— start Supplied data —

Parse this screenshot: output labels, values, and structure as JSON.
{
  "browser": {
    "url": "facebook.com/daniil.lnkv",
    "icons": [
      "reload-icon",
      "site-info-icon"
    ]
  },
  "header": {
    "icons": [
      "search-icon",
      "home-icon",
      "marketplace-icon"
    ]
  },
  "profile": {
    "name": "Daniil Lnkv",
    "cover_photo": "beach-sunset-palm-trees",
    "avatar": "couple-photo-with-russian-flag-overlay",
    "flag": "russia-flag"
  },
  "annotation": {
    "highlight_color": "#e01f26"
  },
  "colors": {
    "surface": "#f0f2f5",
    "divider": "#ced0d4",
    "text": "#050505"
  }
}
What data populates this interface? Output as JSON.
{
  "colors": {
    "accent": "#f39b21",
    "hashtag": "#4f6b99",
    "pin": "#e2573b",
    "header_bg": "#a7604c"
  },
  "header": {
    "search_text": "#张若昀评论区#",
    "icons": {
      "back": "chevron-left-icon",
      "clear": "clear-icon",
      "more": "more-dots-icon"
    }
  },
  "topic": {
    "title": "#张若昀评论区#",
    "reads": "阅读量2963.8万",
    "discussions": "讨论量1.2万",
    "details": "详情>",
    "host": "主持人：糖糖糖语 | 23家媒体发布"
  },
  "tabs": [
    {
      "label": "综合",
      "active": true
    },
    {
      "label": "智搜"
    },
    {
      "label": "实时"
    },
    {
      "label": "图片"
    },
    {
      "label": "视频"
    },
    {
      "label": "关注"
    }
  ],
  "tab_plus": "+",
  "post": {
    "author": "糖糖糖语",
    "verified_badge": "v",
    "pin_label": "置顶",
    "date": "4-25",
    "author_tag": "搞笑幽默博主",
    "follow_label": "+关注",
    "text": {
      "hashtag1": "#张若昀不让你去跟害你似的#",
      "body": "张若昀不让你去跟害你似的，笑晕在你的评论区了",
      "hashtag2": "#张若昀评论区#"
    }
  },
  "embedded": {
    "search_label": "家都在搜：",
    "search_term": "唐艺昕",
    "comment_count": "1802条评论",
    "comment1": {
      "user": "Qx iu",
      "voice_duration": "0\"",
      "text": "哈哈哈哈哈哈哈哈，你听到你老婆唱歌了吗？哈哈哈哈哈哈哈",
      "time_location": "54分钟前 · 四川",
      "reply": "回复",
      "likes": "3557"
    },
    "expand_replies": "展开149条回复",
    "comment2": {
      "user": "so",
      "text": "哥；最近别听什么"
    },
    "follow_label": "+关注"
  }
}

— end Supplied data —

*Your goal*
Look through the data above. Copy every line with the string "flag" in it.

*Finished answer*
    "avatar": "couple-photo-with-russian-flag-overlay",
    "flag": "russia-flag"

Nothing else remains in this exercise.